_Work to complete_:
Below are the records; reproduce all of them exactly but without any images.

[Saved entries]
★ ★ ★

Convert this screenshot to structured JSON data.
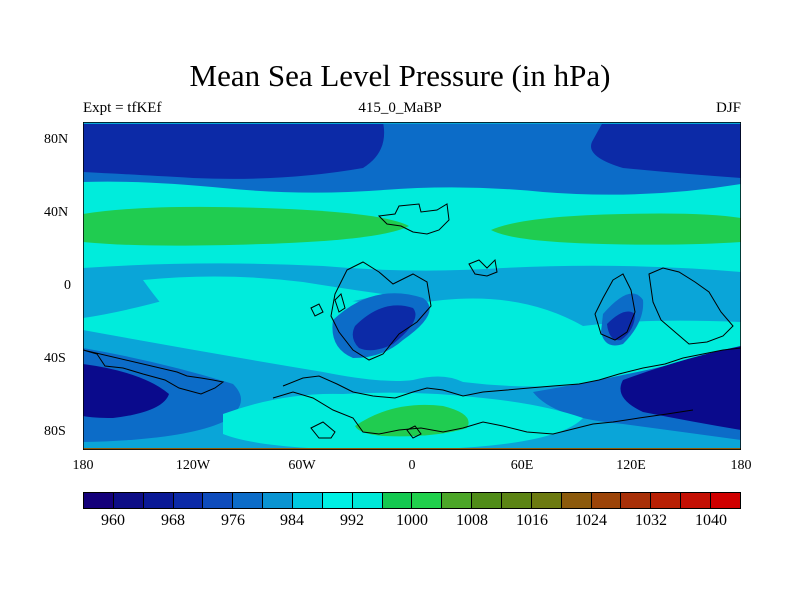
{
  "title": "Mean Sea Level Pressure (in hPa)",
  "subtitle_left": "Expt = tfKEf",
  "subtitle_center": "415_0_MaBP",
  "subtitle_right": "DJF",
  "lat_ticks": [
    "80N",
    "40N",
    "0",
    "40S",
    "80S"
  ],
  "lon_ticks": [
    "180",
    "120W",
    "60W",
    "0",
    "60E",
    "120E",
    "180"
  ],
  "colorbar": {
    "labels": [
      "960",
      "968",
      "976",
      "984",
      "992",
      "1000",
      "1008",
      "1016",
      "1024",
      "1032",
      "1040"
    ],
    "colors": [
      "#14007a",
      "#0d0d86",
      "#0a1996",
      "#0c2aa7",
      "#0e4cbc",
      "#0c6cc8",
      "#0a94d2",
      "#00c8e0",
      "#00f0e4",
      "#00e8d8",
      "#14c850",
      "#20d04c",
      "#4ca628",
      "#508c18",
      "#5c8414",
      "#6c7a10",
      "#8c5a0c",
      "#9c4408",
      "#a83008",
      "#b82004",
      "#c41004",
      "#d00000"
    ]
  },
  "map_colors": {
    "deep": "#0a0a8c",
    "navy": "#0c2aa7",
    "blue": "#0c6cc8",
    "sky": "#0aa5d8",
    "cyan": "#00ecdc",
    "green": "#20cc50"
  }
}
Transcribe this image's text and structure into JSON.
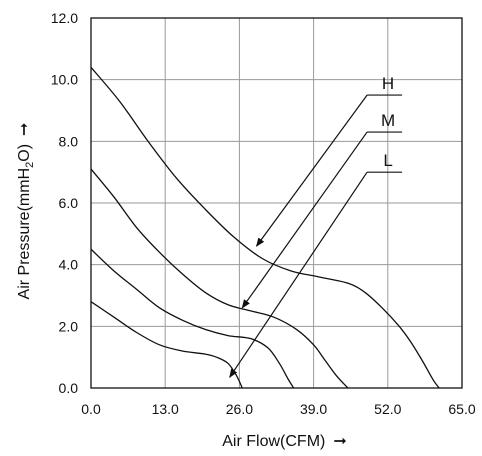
{
  "chart_data": {
    "type": "line",
    "title": "",
    "xlabel": "Air Flow(CFM)",
    "xlabel_arrow": "➞",
    "ylabel": "Air Pressure(mmH",
    "ylabel_sub": "2",
    "ylabel_tail": "O)",
    "ylabel_arrow": "➞",
    "xlim": [
      0,
      65
    ],
    "ylim": [
      0,
      12
    ],
    "x_ticks": [
      0,
      13,
      26,
      39,
      52,
      65
    ],
    "x_tick_labels": [
      "0.0",
      "13.0",
      "26.0",
      "39.0",
      "52.0",
      "65.0"
    ],
    "y_ticks": [
      0,
      2,
      4,
      6,
      8,
      10,
      12
    ],
    "y_tick_labels": [
      "0.0",
      "2.0",
      "4.0",
      "6.0",
      "8.0",
      "10.0",
      "12.0"
    ],
    "grid": true,
    "series": [
      {
        "name": "H",
        "x": [
          0,
          5,
          10,
          15,
          20,
          25,
          30,
          35,
          40,
          45,
          48,
          51,
          54,
          56,
          58,
          60,
          61
        ],
        "y": [
          10.4,
          9.3,
          8.0,
          6.8,
          5.8,
          4.9,
          4.2,
          3.8,
          3.6,
          3.4,
          3.1,
          2.6,
          2.0,
          1.5,
          0.9,
          0.25,
          0.0
        ]
      },
      {
        "name": "M",
        "x": [
          0,
          4,
          8,
          12,
          16,
          20,
          24,
          28,
          32,
          36,
          39,
          41,
          43,
          45
        ],
        "y": [
          7.1,
          6.2,
          5.2,
          4.4,
          3.7,
          3.1,
          2.7,
          2.5,
          2.3,
          1.9,
          1.4,
          0.9,
          0.4,
          0.0
        ]
      },
      {
        "name": "L",
        "x": [
          0,
          4,
          8,
          12,
          16,
          20,
          24,
          28,
          31,
          33,
          34.5,
          35.5
        ],
        "y": [
          4.5,
          3.8,
          3.2,
          2.6,
          2.2,
          1.9,
          1.7,
          1.6,
          1.3,
          0.8,
          0.3,
          0.0
        ]
      },
      {
        "name": "",
        "x": [
          0,
          4,
          8,
          12,
          16,
          20,
          22,
          24,
          25.5,
          26.5
        ],
        "y": [
          2.8,
          2.3,
          1.8,
          1.4,
          1.2,
          1.1,
          1.0,
          0.8,
          0.4,
          0.0
        ]
      }
    ],
    "annotations": [
      {
        "text": "H",
        "label_x": 54.5,
        "label_y": 9.5,
        "tip_x": 29,
        "tip_y": 4.6
      },
      {
        "text": "M",
        "label_x": 54.5,
        "label_y": 8.3,
        "tip_x": 26.5,
        "tip_y": 2.6
      },
      {
        "text": "L",
        "label_x": 54.5,
        "label_y": 7.0,
        "tip_x": 24.3,
        "tip_y": 0.35
      }
    ]
  }
}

★ ★ ★

_Expected output_:
Convert this screenshot to structured JSON data.
{
  "title": "Mean Sea Level Pressure (in hPa)",
  "subtitle_left": "Expt = tfKEf",
  "subtitle_center": "415_0_MaBP",
  "subtitle_right": "DJF",
  "lat_ticks": [
    "80N",
    "40N",
    "0",
    "40S",
    "80S"
  ],
  "lon_ticks": [
    "180",
    "120W",
    "60W",
    "0",
    "60E",
    "120E",
    "180"
  ],
  "colorbar": {
    "labels": [
      "960",
      "968",
      "976",
      "984",
      "992",
      "1000",
      "1008",
      "1016",
      "1024",
      "1032",
      "1040"
    ],
    "colors": [
      "#14007a",
      "#0d0d86",
      "#0a1996",
      "#0c2aa7",
      "#0e4cbc",
      "#0c6cc8",
      "#0a94d2",
      "#00c8e0",
      "#00f0e4",
      "#00e8d8",
      "#14c850",
      "#20d04c",
      "#4ca628",
      "#508c18",
      "#5c8414",
      "#6c7a10",
      "#8c5a0c",
      "#9c4408",
      "#a83008",
      "#b82004",
      "#c41004",
      "#d00000"
    ]
  },
  "map_colors": {
    "deep": "#0a0a8c",
    "navy": "#0c2aa7",
    "blue": "#0c6cc8",
    "sky": "#0aa5d8",
    "cyan": "#00ecdc",
    "green": "#20cc50"
  }
}
Transcribe this image's text and structure into JSON.
{
  "chart_data": {
    "type": "line",
    "title": "",
    "xlabel": "Air Flow(CFM)",
    "xlabel_arrow": "➞",
    "ylabel": "Air Pressure(mmH",
    "ylabel_sub": "2",
    "ylabel_tail": "O)",
    "ylabel_arrow": "➞",
    "xlim": [
      0,
      65
    ],
    "ylim": [
      0,
      12
    ],
    "x_ticks": [
      0,
      13,
      26,
      39,
      52,
      65
    ],
    "x_tick_labels": [
      "0.0",
      "13.0",
      "26.0",
      "39.0",
      "52.0",
      "65.0"
    ],
    "y_ticks": [
      0,
      2,
      4,
      6,
      8,
      10,
      12
    ],
    "y_tick_labels": [
      "0.0",
      "2.0",
      "4.0",
      "6.0",
      "8.0",
      "10.0",
      "12.0"
    ],
    "grid": true,
    "series": [
      {
        "name": "H",
        "x": [
          0,
          5,
          10,
          15,
          20,
          25,
          30,
          35,
          40,
          45,
          48,
          51,
          54,
          56,
          58,
          60,
          61
        ],
        "y": [
          10.4,
          9.3,
          8.0,
          6.8,
          5.8,
          4.9,
          4.2,
          3.8,
          3.6,
          3.4,
          3.1,
          2.6,
          2.0,
          1.5,
          0.9,
          0.25,
          0.0
        ]
      },
      {
        "name": "M",
        "x": [
          0,
          4,
          8,
          12,
          16,
          20,
          24,
          28,
          32,
          36,
          39,
          41,
          43,
          45
        ],
        "y": [
          7.1,
          6.2,
          5.2,
          4.4,
          3.7,
          3.1,
          2.7,
          2.5,
          2.3,
          1.9,
          1.4,
          0.9,
          0.4,
          0.0
        ]
      },
      {
        "name": "L",
        "x": [
          0,
          4,
          8,
          12,
          16,
          20,
          24,
          28,
          31,
          33,
          34.5,
          35.5
        ],
        "y": [
          4.5,
          3.8,
          3.2,
          2.6,
          2.2,
          1.9,
          1.7,
          1.6,
          1.3,
          0.8,
          0.3,
          0.0
        ]
      },
      {
        "name": "",
        "x": [
          0,
          4,
          8,
          12,
          16,
          20,
          22,
          24,
          25.5,
          26.5
        ],
        "y": [
          2.8,
          2.3,
          1.8,
          1.4,
          1.2,
          1.1,
          1.0,
          0.8,
          0.4,
          0.0
        ]
      }
    ],
    "annotations": [
      {
        "text": "H",
        "label_x": 54.5,
        "label_y": 9.5,
        "tip_x": 29,
        "tip_y": 4.6
      },
      {
        "text": "M",
        "label_x": 54.5,
        "label_y": 8.3,
        "tip_x": 26.5,
        "tip_y": 2.6
      },
      {
        "text": "L",
        "label_x": 54.5,
        "label_y": 7.0,
        "tip_x": 24.3,
        "tip_y": 0.35
      }
    ]
  }
}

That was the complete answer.